▶ _WHAT THE TASK ASKS_: Report every line of the rows that contains the string "organ", with case counting.

Rows from a dataset
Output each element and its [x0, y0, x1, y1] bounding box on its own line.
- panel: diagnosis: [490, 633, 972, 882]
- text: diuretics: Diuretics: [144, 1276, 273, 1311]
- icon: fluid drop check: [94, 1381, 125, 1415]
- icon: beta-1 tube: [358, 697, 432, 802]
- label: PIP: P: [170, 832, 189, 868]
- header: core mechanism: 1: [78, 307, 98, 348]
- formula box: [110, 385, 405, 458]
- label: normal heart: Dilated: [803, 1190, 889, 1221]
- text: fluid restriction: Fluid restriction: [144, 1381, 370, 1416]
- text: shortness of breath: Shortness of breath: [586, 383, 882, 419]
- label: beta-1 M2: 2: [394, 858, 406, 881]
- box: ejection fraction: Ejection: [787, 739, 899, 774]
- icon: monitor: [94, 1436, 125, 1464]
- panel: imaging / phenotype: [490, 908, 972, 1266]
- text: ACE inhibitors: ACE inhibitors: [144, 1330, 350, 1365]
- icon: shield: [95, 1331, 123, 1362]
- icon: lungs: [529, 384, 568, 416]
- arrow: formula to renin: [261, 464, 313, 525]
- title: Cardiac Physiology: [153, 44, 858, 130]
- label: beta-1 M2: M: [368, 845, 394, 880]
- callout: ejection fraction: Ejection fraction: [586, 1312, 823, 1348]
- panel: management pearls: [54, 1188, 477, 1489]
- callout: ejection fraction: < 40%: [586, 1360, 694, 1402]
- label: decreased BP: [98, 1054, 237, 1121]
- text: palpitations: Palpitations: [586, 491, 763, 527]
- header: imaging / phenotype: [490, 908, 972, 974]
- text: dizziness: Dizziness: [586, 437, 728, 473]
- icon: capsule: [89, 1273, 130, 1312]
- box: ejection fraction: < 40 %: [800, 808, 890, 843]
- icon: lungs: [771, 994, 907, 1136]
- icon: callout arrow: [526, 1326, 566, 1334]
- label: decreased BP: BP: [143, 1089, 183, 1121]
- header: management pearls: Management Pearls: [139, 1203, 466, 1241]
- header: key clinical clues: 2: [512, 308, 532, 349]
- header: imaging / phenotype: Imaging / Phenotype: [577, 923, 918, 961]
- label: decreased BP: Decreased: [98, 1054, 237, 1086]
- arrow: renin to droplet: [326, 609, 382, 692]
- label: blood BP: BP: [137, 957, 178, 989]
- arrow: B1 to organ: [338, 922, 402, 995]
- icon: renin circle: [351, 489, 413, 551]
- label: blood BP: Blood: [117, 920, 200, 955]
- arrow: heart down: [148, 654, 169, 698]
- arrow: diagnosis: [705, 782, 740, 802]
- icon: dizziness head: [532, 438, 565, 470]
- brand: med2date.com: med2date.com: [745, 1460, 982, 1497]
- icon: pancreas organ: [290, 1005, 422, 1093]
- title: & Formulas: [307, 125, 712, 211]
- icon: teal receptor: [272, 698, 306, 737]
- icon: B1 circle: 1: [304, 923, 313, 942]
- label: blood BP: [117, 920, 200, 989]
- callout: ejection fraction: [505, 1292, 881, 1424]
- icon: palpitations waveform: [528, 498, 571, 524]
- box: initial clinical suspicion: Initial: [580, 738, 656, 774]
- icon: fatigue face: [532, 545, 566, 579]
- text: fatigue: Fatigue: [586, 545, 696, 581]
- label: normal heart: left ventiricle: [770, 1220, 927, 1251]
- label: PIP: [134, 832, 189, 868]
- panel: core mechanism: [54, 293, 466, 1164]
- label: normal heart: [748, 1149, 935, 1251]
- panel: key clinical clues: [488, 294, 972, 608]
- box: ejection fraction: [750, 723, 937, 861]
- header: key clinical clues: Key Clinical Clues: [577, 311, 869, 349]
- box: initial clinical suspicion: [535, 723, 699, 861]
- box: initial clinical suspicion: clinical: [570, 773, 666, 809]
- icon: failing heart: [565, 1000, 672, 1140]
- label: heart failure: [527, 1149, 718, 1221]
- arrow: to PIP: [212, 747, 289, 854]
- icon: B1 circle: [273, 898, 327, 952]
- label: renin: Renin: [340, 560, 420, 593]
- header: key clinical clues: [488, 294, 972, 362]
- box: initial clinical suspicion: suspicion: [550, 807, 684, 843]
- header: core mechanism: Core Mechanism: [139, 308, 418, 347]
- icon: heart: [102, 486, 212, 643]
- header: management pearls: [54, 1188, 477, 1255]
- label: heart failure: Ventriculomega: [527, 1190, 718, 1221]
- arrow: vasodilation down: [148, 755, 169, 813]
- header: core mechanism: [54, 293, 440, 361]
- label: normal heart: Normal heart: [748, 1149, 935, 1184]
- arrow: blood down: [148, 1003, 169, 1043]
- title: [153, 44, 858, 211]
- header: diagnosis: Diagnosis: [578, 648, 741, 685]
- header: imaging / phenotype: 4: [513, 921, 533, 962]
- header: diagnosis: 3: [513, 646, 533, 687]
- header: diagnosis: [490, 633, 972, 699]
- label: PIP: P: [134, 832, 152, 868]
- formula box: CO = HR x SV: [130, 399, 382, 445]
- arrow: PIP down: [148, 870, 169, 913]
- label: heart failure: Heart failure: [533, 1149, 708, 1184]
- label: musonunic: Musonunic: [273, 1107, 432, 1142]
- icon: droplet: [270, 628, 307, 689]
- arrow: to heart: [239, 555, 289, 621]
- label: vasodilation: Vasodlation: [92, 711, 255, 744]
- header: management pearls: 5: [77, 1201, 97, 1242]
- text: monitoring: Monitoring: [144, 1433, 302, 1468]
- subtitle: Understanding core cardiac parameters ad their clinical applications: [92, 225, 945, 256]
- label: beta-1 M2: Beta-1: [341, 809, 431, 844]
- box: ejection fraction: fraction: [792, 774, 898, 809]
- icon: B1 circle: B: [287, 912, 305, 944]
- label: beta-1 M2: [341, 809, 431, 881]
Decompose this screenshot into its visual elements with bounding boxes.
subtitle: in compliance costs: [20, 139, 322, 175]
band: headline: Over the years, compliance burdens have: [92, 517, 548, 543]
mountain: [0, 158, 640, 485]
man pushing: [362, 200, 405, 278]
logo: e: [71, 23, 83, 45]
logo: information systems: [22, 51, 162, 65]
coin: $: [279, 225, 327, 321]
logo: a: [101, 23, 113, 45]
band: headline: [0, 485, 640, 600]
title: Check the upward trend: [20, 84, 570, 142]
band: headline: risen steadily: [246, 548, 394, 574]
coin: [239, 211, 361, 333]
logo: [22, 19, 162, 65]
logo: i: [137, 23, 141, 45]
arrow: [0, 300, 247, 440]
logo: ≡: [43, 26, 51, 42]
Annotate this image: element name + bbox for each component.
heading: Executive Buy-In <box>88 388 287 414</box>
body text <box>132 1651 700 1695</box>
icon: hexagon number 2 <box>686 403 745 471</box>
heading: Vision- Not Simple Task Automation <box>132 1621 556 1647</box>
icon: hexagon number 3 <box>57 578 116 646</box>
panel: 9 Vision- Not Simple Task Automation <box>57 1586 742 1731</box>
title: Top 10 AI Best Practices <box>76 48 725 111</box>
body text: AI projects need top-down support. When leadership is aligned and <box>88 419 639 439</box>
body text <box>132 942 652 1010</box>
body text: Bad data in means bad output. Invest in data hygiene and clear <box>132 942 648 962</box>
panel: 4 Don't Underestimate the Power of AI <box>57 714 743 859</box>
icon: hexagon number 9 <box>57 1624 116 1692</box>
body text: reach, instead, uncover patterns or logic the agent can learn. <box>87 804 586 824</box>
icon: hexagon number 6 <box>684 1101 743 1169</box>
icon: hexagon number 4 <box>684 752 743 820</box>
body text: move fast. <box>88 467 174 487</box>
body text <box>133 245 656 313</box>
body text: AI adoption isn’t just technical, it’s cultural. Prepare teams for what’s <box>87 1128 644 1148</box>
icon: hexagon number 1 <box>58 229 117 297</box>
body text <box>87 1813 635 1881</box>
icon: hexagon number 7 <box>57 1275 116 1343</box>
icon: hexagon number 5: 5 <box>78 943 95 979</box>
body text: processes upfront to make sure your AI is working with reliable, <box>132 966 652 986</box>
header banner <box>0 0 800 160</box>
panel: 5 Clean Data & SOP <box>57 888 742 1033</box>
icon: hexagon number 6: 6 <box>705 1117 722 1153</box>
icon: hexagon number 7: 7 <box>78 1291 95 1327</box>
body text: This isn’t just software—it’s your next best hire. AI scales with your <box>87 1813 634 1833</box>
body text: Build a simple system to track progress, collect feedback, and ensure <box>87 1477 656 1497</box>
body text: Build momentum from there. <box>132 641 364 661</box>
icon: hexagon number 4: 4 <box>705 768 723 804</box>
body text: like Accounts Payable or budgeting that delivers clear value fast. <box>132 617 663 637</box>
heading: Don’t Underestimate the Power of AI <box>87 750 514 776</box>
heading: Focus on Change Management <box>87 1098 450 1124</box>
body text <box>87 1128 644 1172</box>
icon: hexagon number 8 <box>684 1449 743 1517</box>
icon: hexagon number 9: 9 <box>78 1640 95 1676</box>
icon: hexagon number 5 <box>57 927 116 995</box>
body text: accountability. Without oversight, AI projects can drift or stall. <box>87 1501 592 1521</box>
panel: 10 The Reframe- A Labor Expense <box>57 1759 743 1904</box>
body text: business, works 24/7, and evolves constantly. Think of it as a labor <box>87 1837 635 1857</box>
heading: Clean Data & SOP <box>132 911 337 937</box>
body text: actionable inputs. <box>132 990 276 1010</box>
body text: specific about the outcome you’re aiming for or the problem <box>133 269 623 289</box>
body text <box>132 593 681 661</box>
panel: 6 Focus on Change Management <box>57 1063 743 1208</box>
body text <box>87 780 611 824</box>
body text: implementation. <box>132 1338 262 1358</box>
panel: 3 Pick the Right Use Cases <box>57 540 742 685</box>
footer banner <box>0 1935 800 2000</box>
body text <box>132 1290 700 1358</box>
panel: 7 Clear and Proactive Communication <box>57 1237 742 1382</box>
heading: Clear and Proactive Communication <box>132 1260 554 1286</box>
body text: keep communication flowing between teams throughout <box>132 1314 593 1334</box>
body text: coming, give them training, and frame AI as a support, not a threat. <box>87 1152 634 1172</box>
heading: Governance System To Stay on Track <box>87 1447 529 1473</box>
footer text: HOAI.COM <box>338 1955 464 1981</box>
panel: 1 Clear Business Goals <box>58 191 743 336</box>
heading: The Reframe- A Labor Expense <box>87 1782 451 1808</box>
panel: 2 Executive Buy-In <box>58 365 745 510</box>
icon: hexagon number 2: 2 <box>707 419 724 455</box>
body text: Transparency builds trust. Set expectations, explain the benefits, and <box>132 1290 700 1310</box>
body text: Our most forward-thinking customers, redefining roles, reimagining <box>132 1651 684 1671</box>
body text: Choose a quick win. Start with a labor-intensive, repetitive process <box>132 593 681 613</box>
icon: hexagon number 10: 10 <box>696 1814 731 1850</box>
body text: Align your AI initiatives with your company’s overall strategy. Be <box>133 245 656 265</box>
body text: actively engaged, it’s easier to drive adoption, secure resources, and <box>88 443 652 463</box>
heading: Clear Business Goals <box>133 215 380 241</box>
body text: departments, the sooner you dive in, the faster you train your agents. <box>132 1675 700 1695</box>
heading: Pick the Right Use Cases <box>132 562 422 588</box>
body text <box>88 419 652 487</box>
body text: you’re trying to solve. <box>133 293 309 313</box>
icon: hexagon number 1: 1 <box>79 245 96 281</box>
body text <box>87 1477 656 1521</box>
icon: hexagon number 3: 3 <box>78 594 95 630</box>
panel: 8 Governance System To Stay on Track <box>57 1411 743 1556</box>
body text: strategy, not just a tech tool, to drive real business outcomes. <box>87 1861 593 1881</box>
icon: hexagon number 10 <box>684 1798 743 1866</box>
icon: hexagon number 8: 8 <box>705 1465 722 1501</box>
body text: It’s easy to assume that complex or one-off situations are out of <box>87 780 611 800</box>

▶ _SOLVED EXERCISE_:
- arrow: B1 to organ: [338, 922, 402, 995]
- icon: pancreas organ: [290, 1005, 422, 1093]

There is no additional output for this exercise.